++++ Excerpt provided ++++

In November, 1997, Lyga appeared again before the shooting board, which reviewed the evidence and the 3-D re-creation, and in December Bernard Parks, who had succeeded Williams as chief of police, reported that the shooting was within department policy; no action would be taken against him. The District Attorney's inquiry also eventually ruled that Lyga "acted lawfully in self-defense."


While investigating Gaines, Poole was led to another flashy black cop named David Mack (pictured above).  Mack had grown up in a gang-infested Compton neighborhood before being hired by the LAPD.  His nearly inseparable friend was fellow police officer Rafael Perez.  Like Gaines, Mack and Perez lived large--nightclubs, girls, expensive cars and clothes.

Mack had grown up in the same Compton neighborhood as Suge Knight, and, like Knight, he'd escaped to find success in the world beyond the old neighborhood. He was a brilliant athlete, and had won a scholarship to the University of Oregon, where he ran track and made the United States national team running the eight hundred meters.  He joined the L.A.P.D. in 1988.  He was married, had two kids, and, by all accounts, was a good cop.  But investigators discovered that, like Kevin Gaines, David Mack had a secret life off duty.  He was a club crawler, a gambler, and a womanizer.  After one of the women he was involved with, Errolyn Romero, became an assistant manager at the bank, Mack saw his chance at the big score.  Mack decided to rob the bank and made off with $772,000.

During their investigation, Detective Tyndall and his colleagues found that, on the force, Mack had kept to a tight circle of friends, mostly African-Americans.  They also discovered that, two days after the bank robbery, two of those friends had accompanied Mack to a weekend blowout in Las Vegas, and that one of them was Mack's ex-partner from the narcotics beat, a former marine named Rafael (Ray) Perez (pictured above)

++++ Data ++++

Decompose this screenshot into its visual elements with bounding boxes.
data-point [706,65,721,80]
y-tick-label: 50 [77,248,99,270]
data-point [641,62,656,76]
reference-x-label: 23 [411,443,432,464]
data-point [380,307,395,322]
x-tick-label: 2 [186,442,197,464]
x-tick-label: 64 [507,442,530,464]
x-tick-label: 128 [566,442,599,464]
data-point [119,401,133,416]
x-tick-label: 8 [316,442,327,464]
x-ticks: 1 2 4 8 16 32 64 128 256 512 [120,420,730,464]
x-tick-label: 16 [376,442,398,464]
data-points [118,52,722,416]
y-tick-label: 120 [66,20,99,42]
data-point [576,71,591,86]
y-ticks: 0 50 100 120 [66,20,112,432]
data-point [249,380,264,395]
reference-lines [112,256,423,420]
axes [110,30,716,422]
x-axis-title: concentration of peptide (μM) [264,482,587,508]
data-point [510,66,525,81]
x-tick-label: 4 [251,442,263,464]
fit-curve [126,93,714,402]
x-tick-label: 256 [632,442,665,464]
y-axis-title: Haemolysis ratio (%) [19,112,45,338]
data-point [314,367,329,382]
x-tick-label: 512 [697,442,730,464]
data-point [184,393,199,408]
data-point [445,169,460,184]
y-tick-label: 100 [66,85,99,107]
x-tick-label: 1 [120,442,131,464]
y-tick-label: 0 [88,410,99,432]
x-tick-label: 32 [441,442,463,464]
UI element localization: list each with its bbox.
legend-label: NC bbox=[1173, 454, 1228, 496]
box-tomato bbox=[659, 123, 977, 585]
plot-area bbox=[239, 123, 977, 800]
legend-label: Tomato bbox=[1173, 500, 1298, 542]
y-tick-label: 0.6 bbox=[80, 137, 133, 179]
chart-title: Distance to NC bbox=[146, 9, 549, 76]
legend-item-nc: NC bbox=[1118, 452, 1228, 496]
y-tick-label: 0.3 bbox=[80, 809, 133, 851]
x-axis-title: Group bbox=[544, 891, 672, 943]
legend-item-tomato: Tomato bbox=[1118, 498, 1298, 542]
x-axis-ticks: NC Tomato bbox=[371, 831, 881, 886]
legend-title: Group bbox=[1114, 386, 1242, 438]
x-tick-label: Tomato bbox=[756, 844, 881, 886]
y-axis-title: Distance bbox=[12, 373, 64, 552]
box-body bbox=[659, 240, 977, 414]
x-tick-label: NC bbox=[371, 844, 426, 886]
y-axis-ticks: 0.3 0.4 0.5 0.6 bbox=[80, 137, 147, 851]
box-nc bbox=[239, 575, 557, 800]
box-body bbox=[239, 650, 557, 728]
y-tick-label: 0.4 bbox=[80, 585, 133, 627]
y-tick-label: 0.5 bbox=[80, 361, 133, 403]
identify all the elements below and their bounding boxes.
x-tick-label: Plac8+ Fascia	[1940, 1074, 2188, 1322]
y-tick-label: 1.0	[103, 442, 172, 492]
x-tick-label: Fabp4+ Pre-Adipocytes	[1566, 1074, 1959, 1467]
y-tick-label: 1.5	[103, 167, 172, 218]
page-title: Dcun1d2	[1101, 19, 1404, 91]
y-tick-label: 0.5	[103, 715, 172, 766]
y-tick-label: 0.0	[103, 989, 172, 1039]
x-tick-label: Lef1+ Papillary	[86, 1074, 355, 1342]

++++

Task requirements ▸
Could you give the passage about David Mack again from "While investigating Gaines, Poole" to "cars and clothes.", switching "flashy" to "showy"? None of the lines are needed here.

Written reply ▸
While investigating Gaines, Poole was led to another showy black cop named David Mack (pictured above).  Mack had grown up in a gang-infested Compton neighborhood before being hired by the LAPD.  His nearly inseparable friend was fellow police officer Rafael Perez.  Like Gaines, Mack and Perez lived large--nightclubs, girls, expensive cars and clothes.